═══ LISTED ENTRIES

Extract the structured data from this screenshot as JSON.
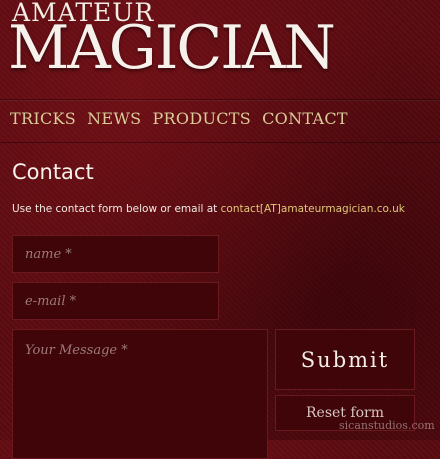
{
  "header": {
    "logo_top": "AMATEUR",
    "logo_main": "MAGICIAN"
  },
  "nav": {
    "items": [
      {
        "label": "TRICKS"
      },
      {
        "label": "NEWS"
      },
      {
        "label": "PRODUCTS"
      },
      {
        "label": "CONTACT"
      }
    ]
  },
  "main": {
    "title": "Contact",
    "intro_text": "Use the contact form below or email at ",
    "email_link": "contact[AT]amateurmagician.co.uk"
  },
  "form": {
    "name_placeholder": "name *",
    "email_placeholder": "e-mail *",
    "message_placeholder": "Your Message *",
    "submit_label": "Submit",
    "reset_label": "Reset form"
  },
  "watermark": "sicanstudios.com",
  "colors": {
    "background": "#5a0b10",
    "nav_text": "#d9cc98",
    "link": "#e0c978",
    "field_bg": "#3f0509"
  }
}
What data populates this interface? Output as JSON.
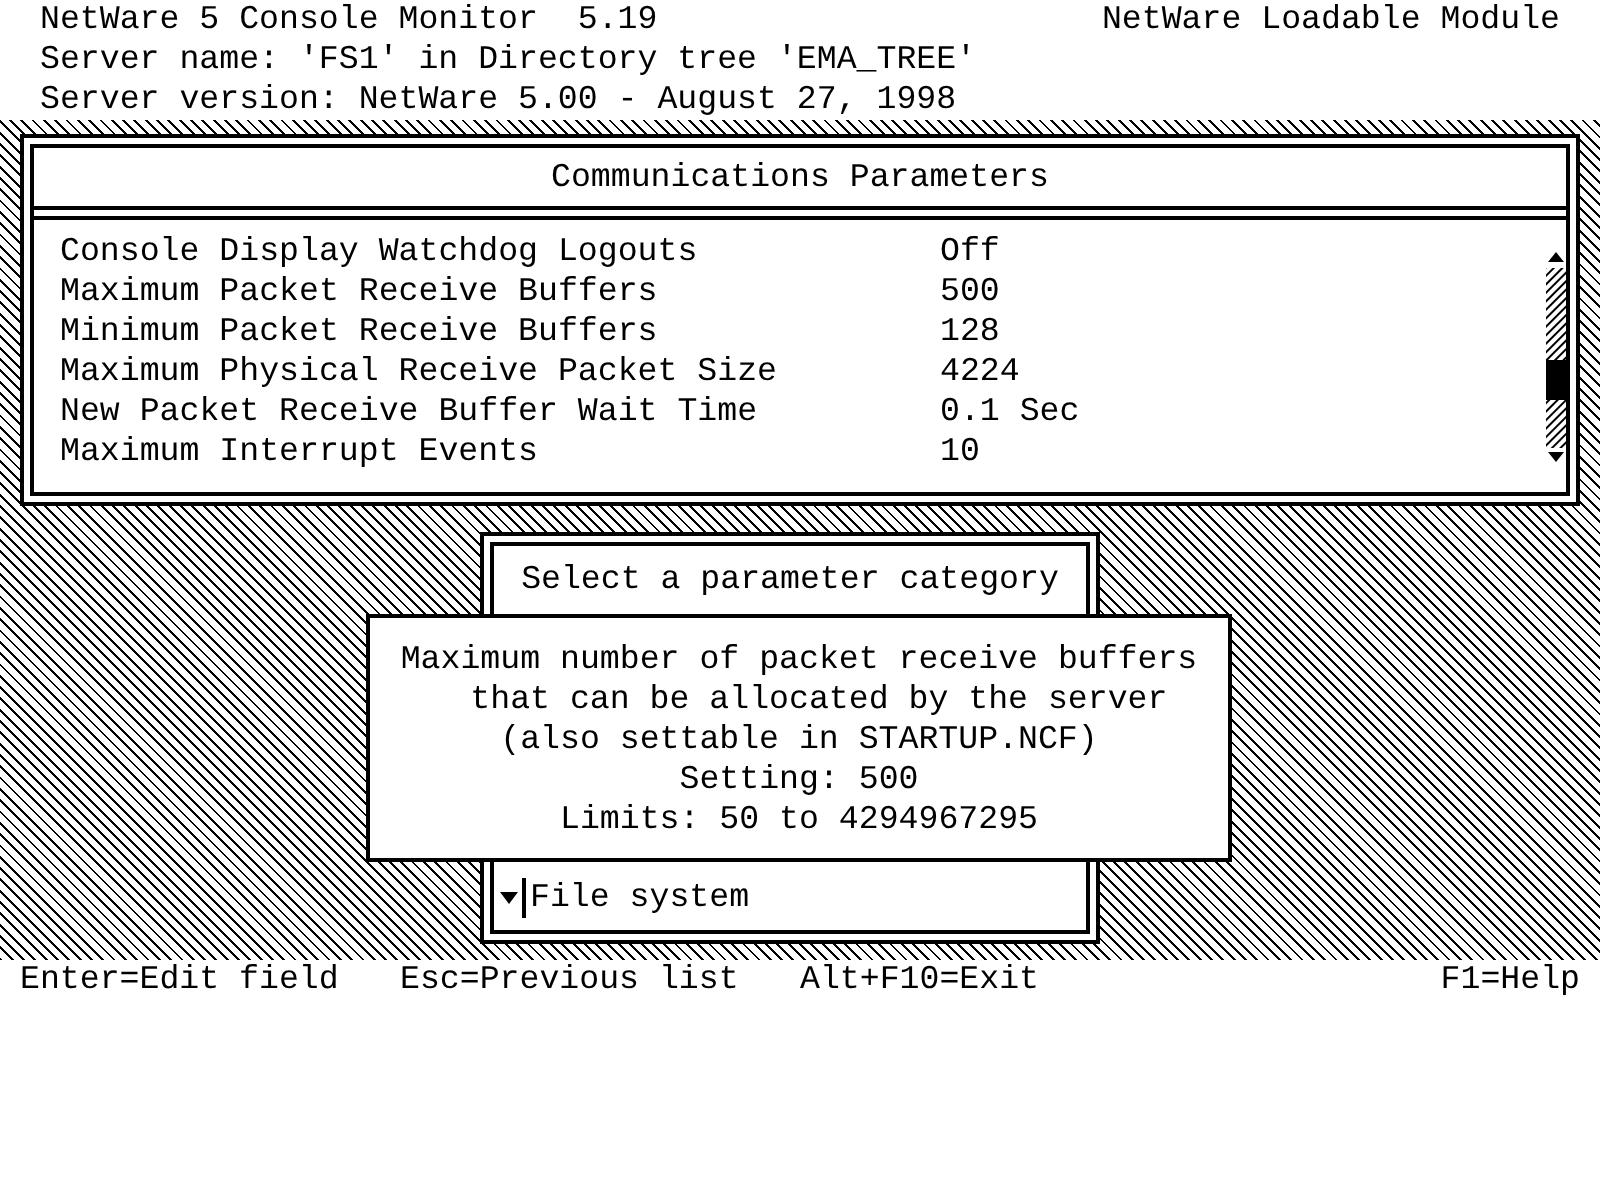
{
  "header": {
    "title": "NetWare 5 Console Monitor  5.19",
    "module": "NetWare Loadable Module",
    "server_name": "Server name: 'FS1' in Directory tree 'EMA_TREE'",
    "server_version": "Server version: NetWare 5.00 - August 27, 1998"
  },
  "parameters_panel": {
    "title": "Communications Parameters",
    "rows": [
      {
        "name": "Console Display Watchdog Logouts",
        "value": "Off"
      },
      {
        "name": "Maximum Packet Receive Buffers",
        "value": "500"
      },
      {
        "name": "Minimum Packet Receive Buffers",
        "value": "128"
      },
      {
        "name": "Maximum Physical Receive Packet Size",
        "value": "4224"
      },
      {
        "name": "New Packet Receive Buffer Wait Time",
        "value": "0.1 Sec"
      },
      {
        "name": "Maximum Interrupt Events",
        "value": "10"
      }
    ]
  },
  "category_panel": {
    "title": "Select a parameter category",
    "items": [
      {
        "label": "File system"
      }
    ]
  },
  "help_box": {
    "description": "Maximum number of packet receive buffers\n  that can be allocated by the server\n(also settable in STARTUP.NCF)",
    "setting": "Setting: 500",
    "limits": "Limits: 50 to 4294967295"
  },
  "footer": [
    "Enter=Edit field",
    "Esc=Previous list",
    "Alt+F10=Exit",
    "F1=Help"
  ]
}
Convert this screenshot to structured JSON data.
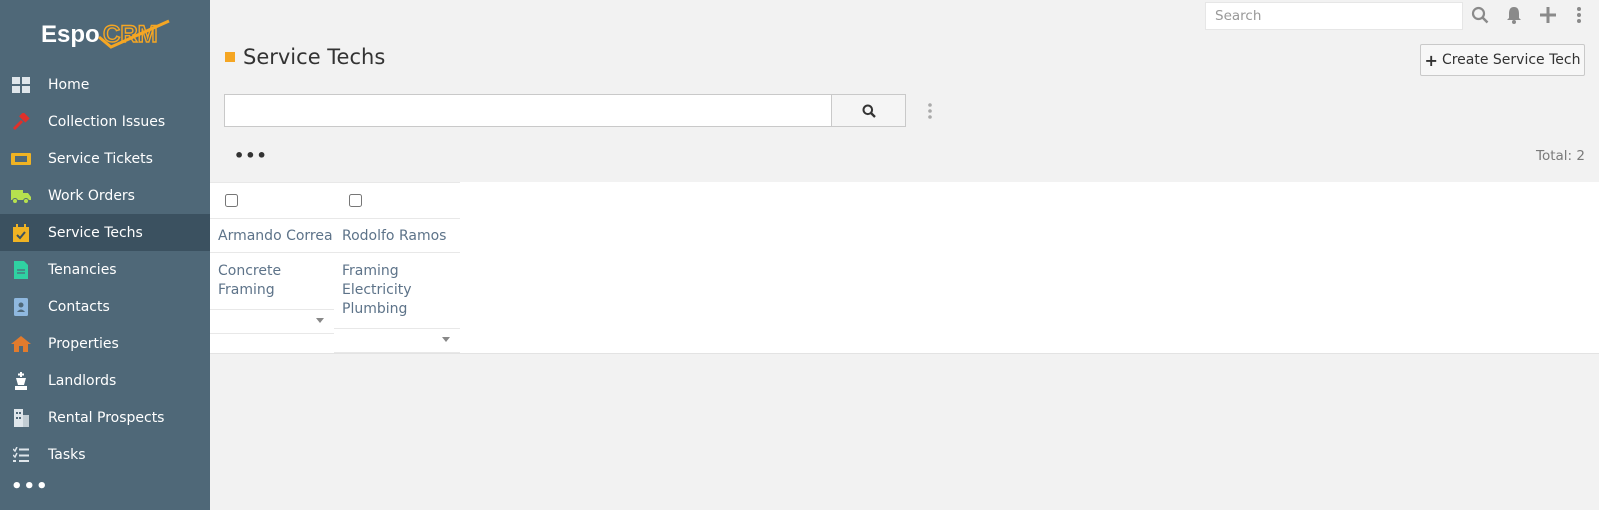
{
  "app": {
    "logo_text": "EspoCRM",
    "accent_color": "#f5a623"
  },
  "sidebar": {
    "items": [
      {
        "label": "Home",
        "icon": "home-grid-icon",
        "color": "#dfe6eb"
      },
      {
        "label": "Collection Issues",
        "icon": "hammer-icon",
        "color": "#e0302a"
      },
      {
        "label": "Service Tickets",
        "icon": "ticket-icon",
        "color": "#f0b323"
      },
      {
        "label": "Work Orders",
        "icon": "truck-icon",
        "color": "#b6e14e"
      },
      {
        "label": "Service Techs",
        "icon": "calendar-check-icon",
        "color": "#f0b323"
      },
      {
        "label": "Tenancies",
        "icon": "document-icon",
        "color": "#2fd1a2"
      },
      {
        "label": "Contacts",
        "icon": "id-card-icon",
        "color": "#8fb8df"
      },
      {
        "label": "Properties",
        "icon": "house-icon",
        "color": "#e27b2d"
      },
      {
        "label": "Landlords",
        "icon": "chess-king-icon",
        "color": "#ffffff"
      },
      {
        "label": "Rental Prospects",
        "icon": "building-icon",
        "color": "#dfe6eb"
      },
      {
        "label": "Tasks",
        "icon": "tasks-icon",
        "color": "#dfe6eb"
      }
    ],
    "active_item": "Service Techs",
    "more_label": "•••"
  },
  "topbar": {
    "search_placeholder": "Search"
  },
  "header": {
    "title": "Service Techs",
    "create_button_label": "Create Service Tech"
  },
  "search": {
    "value": "",
    "placeholder": ""
  },
  "list": {
    "actions_label": "•••",
    "total_label": "Total: 2",
    "columns": [
      {
        "name": "Armando Correa",
        "skills": [
          "Concrete",
          "Framing"
        ]
      },
      {
        "name": "Rodolfo Ramos",
        "skills": [
          "Framing",
          "Electricity",
          "Plumbing"
        ]
      }
    ]
  }
}
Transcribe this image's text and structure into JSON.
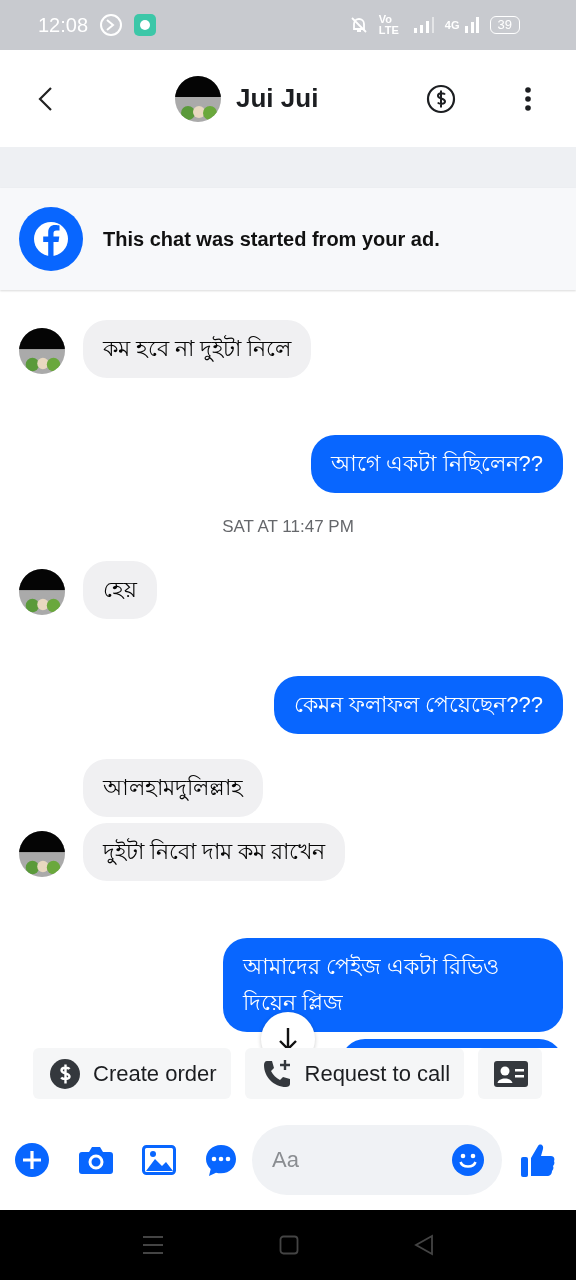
{
  "status_bar": {
    "time": "12:08",
    "volte": "Vo LTE",
    "network": "4G",
    "battery": "39"
  },
  "header": {
    "name": "Jui Jui"
  },
  "ad_banner": {
    "text": "This chat was started from your ad."
  },
  "messages": [
    {
      "kind": "incoming",
      "avatar": true,
      "text": "কম হবে না দুইটা নিলে"
    },
    {
      "kind": "outgoing",
      "text": "আগে একটা নিছিলেন??"
    },
    {
      "kind": "timestamp",
      "text": "SAT AT 11:47 PM"
    },
    {
      "kind": "incoming",
      "avatar": true,
      "text": "হেয়"
    },
    {
      "kind": "outgoing",
      "text": "কেমন ফলাফল পেয়েছেন???"
    },
    {
      "kind": "incoming",
      "avatar": false,
      "text": "আলহামদুলিল্লাহ"
    },
    {
      "kind": "incoming",
      "avatar": true,
      "text": "দুইটা নিবো দাম কম রাখেন"
    },
    {
      "kind": "outgoing",
      "text": "আমাদের পেইজ একটা রিভিও দিয়েন প্লিজ"
    },
    {
      "kind": "cut_off"
    }
  ],
  "quick_actions": [
    {
      "kind": "order",
      "label": "Create order"
    },
    {
      "kind": "call",
      "label": "Request to call"
    },
    {
      "kind": "contact"
    }
  ],
  "composer": {
    "placeholder": "Aa"
  }
}
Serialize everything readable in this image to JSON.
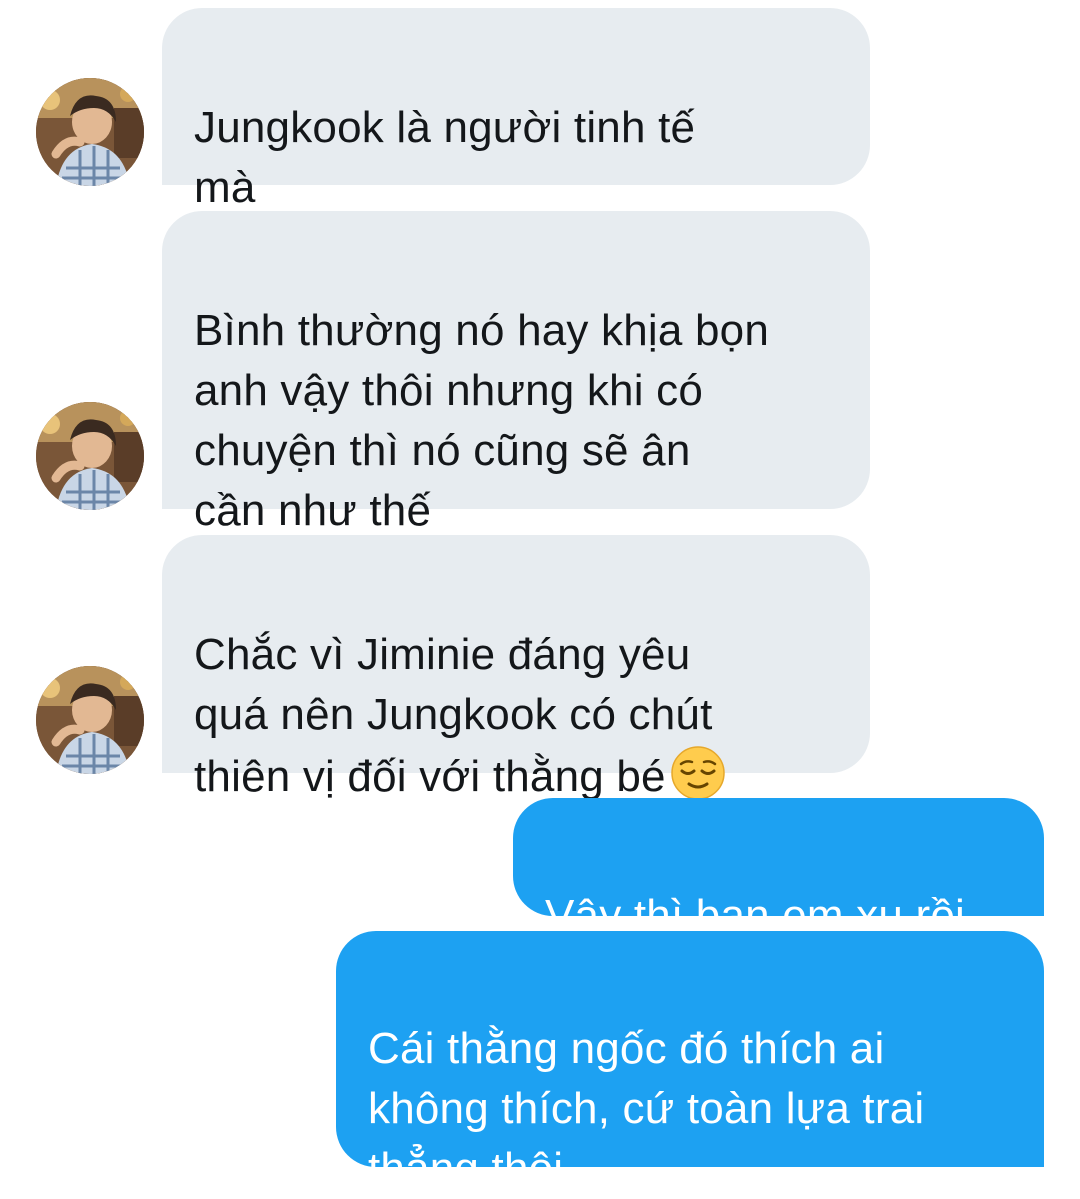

══════

Copy out all the records exactly, excluding pictures.

Extract the structured data from this screenshot as JSON.
{
  "header": {
    "logo_top": "AMATEUR",
    "logo_main": "MAGICIAN"
  },
  "nav": {
    "items": [
      {
        "label": "TRICKS"
      },
      {
        "label": "NEWS"
      },
      {
        "label": "PRODUCTS"
      },
      {
        "label": "CONTACT"
      }
    ]
  },
  "main": {
    "title": "Contact",
    "intro_text": "Use the contact form below or email at ",
    "email_link": "contact[AT]amateurmagician.co.uk"
  },
  "form": {
    "name_placeholder": "name *",
    "email_placeholder": "e-mail *",
    "message_placeholder": "Your Message *",
    "submit_label": "Submit",
    "reset_label": "Reset form"
  },
  "watermark": "sicanstudios.com",
  "colors": {
    "background": "#5a0b10",
    "nav_text": "#d9cc98",
    "link": "#e0c978",
    "field_bg": "#3f0509"
  }
}
What data populates this interface? Output as JSON.
{
  "header": {
    "title": "NetWare 5 Console Monitor  5.19",
    "module": "NetWare Loadable Module",
    "server_name": "Server name: 'FS1' in Directory tree 'EMA_TREE'",
    "server_version": "Server version: NetWare 5.00 - August 27, 1998"
  },
  "parameters_panel": {
    "title": "Communications Parameters",
    "rows": [
      {
        "name": "Console Display Watchdog Logouts",
        "value": "Off"
      },
      {
        "name": "Maximum Packet Receive Buffers",
        "value": "500"
      },
      {
        "name": "Minimum Packet Receive Buffers",
        "value": "128"
      },
      {
        "name": "Maximum Physical Receive Packet Size",
        "value": "4224"
      },
      {
        "name": "New Packet Receive Buffer Wait Time",
        "value": "0.1 Sec"
      },
      {
        "name": "Maximum Interrupt Events",
        "value": "10"
      }
    ]
  },
  "category_panel": {
    "title": "Select a parameter category",
    "items": [
      {
        "label": "File system"
      }
    ]
  },
  "help_box": {
    "description": "Maximum number of packet receive buffers\n  that can be allocated by the server\n(also settable in STARTUP.NCF)",
    "setting": "Setting: 500",
    "limits": "Limits: 50 to 4294967295"
  },
  "footer": [
    "Enter=Edit field",
    "Esc=Previous list",
    "Alt+F10=Exit",
    "F1=Help"
  ]
}
Convert this screenshot to structured JSON data.
{
  "app": {
    "logo_text": "EspoCRM",
    "accent_color": "#f5a623"
  },
  "sidebar": {
    "items": [
      {
        "label": "Home",
        "icon": "home-grid-icon",
        "color": "#dfe6eb"
      },
      {
        "label": "Collection Issues",
        "icon": "hammer-icon",
        "color": "#e0302a"
      },
      {
        "label": "Service Tickets",
        "icon": "ticket-icon",
        "color": "#f0b323"
      },
      {
        "label": "Work Orders",
        "icon": "truck-icon",
        "color": "#b6e14e"
      },
      {
        "label": "Service Techs",
        "icon": "calendar-check-icon",
        "color": "#f0b323"
      },
      {
        "label": "Tenancies",
        "icon": "document-icon",
        "color": "#2fd1a2"
      },
      {
        "label": "Contacts",
        "icon": "id-card-icon",
        "color": "#8fb8df"
      },
      {
        "label": "Properties",
        "icon": "house-icon",
        "color": "#e27b2d"
      },
      {
        "label": "Landlords",
        "icon": "chess-king-icon",
        "color": "#ffffff"
      },
      {
        "label": "Rental Prospects",
        "icon": "building-icon",
        "color": "#dfe6eb"
      },
      {
        "label": "Tasks",
        "icon": "tasks-icon",
        "color": "#dfe6eb"
      }
    ],
    "active_item": "Service Techs",
    "more_label": "•••"
  },
  "topbar": {
    "search_placeholder": "Search"
  },
  "header": {
    "title": "Service Techs",
    "create_button_label": "Create Service Tech"
  },
  "search": {
    "value": "",
    "placeholder": ""
  },
  "list": {
    "actions_label": "•••",
    "total_label": "Total: 2",
    "columns": [
      {
        "name": "Armando Correa",
        "skills": [
          "Concrete",
          "Framing"
        ]
      },
      {
        "name": "Rodolfo Ramos",
        "skills": [
          "Framing",
          "Electricity",
          "Plumbing"
        ]
      }
    ]
  }
}
Transcribe this image's text and structure into JSON.
{
  "status_bar": {
    "time": "12:08",
    "volte": "Vo LTE",
    "network": "4G",
    "battery": "39"
  },
  "header": {
    "name": "Jui Jui"
  },
  "ad_banner": {
    "text": "This chat was started from your ad."
  },
  "messages": [
    {
      "kind": "incoming",
      "avatar": true,
      "text": "কম হবে না দুইটা নিলে"
    },
    {
      "kind": "outgoing",
      "text": "আগে একটা নিছিলেন??"
    },
    {
      "kind": "timestamp",
      "text": "SAT AT 11:47 PM"
    },
    {
      "kind": "incoming",
      "avatar": true,
      "text": "হেয়"
    },
    {
      "kind": "outgoing",
      "text": "কেমন ফলাফল পেয়েছেন???"
    },
    {
      "kind": "incoming",
      "avatar": false,
      "text": "আলহামদুলিল্লাহ"
    },
    {
      "kind": "incoming",
      "avatar": true,
      "text": "দুইটা নিবো দাম কম রাখেন"
    },
    {
      "kind": "outgoing",
      "text": "আমাদের পেইজ একটা রিভিও দিয়েন প্লিজ"
    },
    {
      "kind": "cut_off"
    }
  ],
  "quick_actions": [
    {
      "kind": "order",
      "label": "Create order"
    },
    {
      "kind": "call",
      "label": "Request to call"
    },
    {
      "kind": "contact"
    }
  ],
  "composer": {
    "placeholder": "Aa"
  }
}
Serialize everything readable in this image to JSON.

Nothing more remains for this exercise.